• **Excerpted passage**
▼▼▼

What You See and What You Don’t — Ripening Your Eyes

what we see curious girl

What we see – much of it is up to us.

What we see, in a very fundamental way, defines what we learn and what we are able to do. And what we see isn’t static. It evolves and changes.

I’ve had a couple of clients lately who’ve had cataract surgery. The procedure has verged on the miraculous by their report. Their cloudy lenses were replaced, in both cases, with new lenses that corrected their distance vision.

For the first time in many years, they could read road signs and see the far horizon without glasses.

So, while that kind of correction relies on surgery and implants, I’d like to explore a much more ‘do it yourself’ kind of vision enhancement.

What we see evolves

How many of you have had an ‘aha experience’ where you suddenly see something that you hadn’t, seconds before?

It used to happen for me in math classes when an equation would make sense all at once, after struggling with it mightily. More recently it’s happened when I read poetry. An image that had been confounding opens up and reveals new depths of meaning.

This quote from Emerson sums up what I’m describing.  I have it hanging on the wall in my office, as it articulates a key element in my heart-based process:

“Our eyes are holden that we cannot see things that stare us in the face,
until the hour arrives when the mind is ripened;
then we behold them, and the time when we saw them not is like a dream.”

▲▲▲

• **Data**
▼▼▼

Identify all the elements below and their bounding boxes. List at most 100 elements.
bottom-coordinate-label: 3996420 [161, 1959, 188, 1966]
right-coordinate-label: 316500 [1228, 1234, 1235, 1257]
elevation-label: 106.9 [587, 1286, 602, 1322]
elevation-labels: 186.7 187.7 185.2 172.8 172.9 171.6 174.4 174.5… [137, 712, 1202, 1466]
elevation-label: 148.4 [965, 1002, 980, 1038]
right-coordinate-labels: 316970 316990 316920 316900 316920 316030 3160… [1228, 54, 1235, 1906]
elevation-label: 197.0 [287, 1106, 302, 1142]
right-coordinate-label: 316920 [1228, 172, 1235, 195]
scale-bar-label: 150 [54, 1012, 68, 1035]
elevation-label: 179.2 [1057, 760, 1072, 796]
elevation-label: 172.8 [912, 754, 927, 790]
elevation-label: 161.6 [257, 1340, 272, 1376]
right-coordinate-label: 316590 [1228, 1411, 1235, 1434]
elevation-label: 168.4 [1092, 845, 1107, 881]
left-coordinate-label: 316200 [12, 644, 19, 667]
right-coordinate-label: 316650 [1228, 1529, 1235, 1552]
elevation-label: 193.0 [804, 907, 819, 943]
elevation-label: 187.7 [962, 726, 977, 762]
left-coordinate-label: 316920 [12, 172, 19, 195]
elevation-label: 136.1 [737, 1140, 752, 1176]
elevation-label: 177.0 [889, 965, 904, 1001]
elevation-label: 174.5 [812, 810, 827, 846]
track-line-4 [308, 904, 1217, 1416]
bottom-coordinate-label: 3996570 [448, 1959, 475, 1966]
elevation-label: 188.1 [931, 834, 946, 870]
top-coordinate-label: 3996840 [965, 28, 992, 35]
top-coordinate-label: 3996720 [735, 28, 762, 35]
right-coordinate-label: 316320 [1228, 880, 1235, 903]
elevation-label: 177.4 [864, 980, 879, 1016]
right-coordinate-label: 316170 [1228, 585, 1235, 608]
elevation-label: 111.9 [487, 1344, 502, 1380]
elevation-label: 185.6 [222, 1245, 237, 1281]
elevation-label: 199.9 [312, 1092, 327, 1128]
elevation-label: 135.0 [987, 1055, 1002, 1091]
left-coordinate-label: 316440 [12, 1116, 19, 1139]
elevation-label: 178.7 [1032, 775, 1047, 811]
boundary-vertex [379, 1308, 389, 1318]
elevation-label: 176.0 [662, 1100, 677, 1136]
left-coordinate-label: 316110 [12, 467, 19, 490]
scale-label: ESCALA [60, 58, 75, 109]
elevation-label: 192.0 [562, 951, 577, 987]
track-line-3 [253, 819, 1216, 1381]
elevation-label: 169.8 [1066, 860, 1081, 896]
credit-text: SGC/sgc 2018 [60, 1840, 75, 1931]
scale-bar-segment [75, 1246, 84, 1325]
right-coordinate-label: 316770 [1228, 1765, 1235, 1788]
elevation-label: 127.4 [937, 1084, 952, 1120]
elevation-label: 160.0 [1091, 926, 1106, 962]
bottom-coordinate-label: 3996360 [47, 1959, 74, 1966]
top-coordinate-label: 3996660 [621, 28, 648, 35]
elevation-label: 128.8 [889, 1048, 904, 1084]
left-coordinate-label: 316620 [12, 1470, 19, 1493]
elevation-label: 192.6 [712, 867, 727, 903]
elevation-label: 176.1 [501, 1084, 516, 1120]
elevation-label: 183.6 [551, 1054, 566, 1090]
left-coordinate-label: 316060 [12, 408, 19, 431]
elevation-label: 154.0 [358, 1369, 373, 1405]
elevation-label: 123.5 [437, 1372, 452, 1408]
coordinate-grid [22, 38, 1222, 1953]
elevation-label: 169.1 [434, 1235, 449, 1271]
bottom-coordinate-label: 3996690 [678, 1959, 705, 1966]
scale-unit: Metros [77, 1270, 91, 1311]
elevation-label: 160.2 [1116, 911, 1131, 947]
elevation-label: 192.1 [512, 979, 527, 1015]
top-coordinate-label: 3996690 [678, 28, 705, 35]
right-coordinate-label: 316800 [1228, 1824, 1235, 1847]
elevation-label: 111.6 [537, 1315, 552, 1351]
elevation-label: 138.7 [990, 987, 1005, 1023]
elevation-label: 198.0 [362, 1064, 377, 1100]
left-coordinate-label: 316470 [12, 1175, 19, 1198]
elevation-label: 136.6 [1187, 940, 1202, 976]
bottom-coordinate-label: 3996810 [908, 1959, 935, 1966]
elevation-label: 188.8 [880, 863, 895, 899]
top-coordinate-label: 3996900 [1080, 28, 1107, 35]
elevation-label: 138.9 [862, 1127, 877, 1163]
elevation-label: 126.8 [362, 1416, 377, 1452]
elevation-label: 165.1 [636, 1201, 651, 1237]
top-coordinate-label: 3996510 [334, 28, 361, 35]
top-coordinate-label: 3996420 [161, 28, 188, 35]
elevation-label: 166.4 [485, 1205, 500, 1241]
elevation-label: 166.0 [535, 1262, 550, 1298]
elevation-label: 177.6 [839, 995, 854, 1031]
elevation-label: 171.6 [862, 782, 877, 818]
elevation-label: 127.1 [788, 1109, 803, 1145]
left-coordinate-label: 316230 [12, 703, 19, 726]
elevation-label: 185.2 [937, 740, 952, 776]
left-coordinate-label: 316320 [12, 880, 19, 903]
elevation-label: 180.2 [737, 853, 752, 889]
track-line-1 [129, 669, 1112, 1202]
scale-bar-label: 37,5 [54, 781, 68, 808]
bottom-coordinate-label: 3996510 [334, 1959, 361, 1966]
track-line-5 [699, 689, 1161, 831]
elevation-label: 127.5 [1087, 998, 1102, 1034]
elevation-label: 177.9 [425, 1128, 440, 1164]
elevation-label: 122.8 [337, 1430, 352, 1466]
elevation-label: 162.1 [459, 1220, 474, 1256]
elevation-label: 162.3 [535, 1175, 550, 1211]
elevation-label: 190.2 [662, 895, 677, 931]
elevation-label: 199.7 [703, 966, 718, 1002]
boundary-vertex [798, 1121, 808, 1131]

▲▲▲

• **Questions to answer**
**A.** Summarize the "Ripening Your Eyes" piece in two sentences.
**B.** Transcribe the "Ripening Your Eyes" piece word for word, starting at "I’ve had a couple" and ending at "of vision enhancement.".

• **Answers by task**
**A.** What we see largely defines what we learn and are able to do, and it changes over time; after describing clients whose cataract surgery let them see distances without glasses, the writer turns to a do-it-yourself kind of vision enhancement. The writer recalls sudden "aha" moments of seeing, once in math classes and more recently in poetry, and quotes Emerson on how things become visible once the mind is ripened.

**B.**
I’ve had a couple of clients lately who’ve had cataract surgery. The procedure has verged on the miraculous by their report. Their cloudy lenses were replaced, in both cases, with new lenses that corrected their distance vision.

For the first time in many years, they could read road signs and see the far horizon without glasses.

So, while that kind of correction relies on surgery and implants, I’d like to explore a much more ‘do it yourself’ kind of vision enhancement.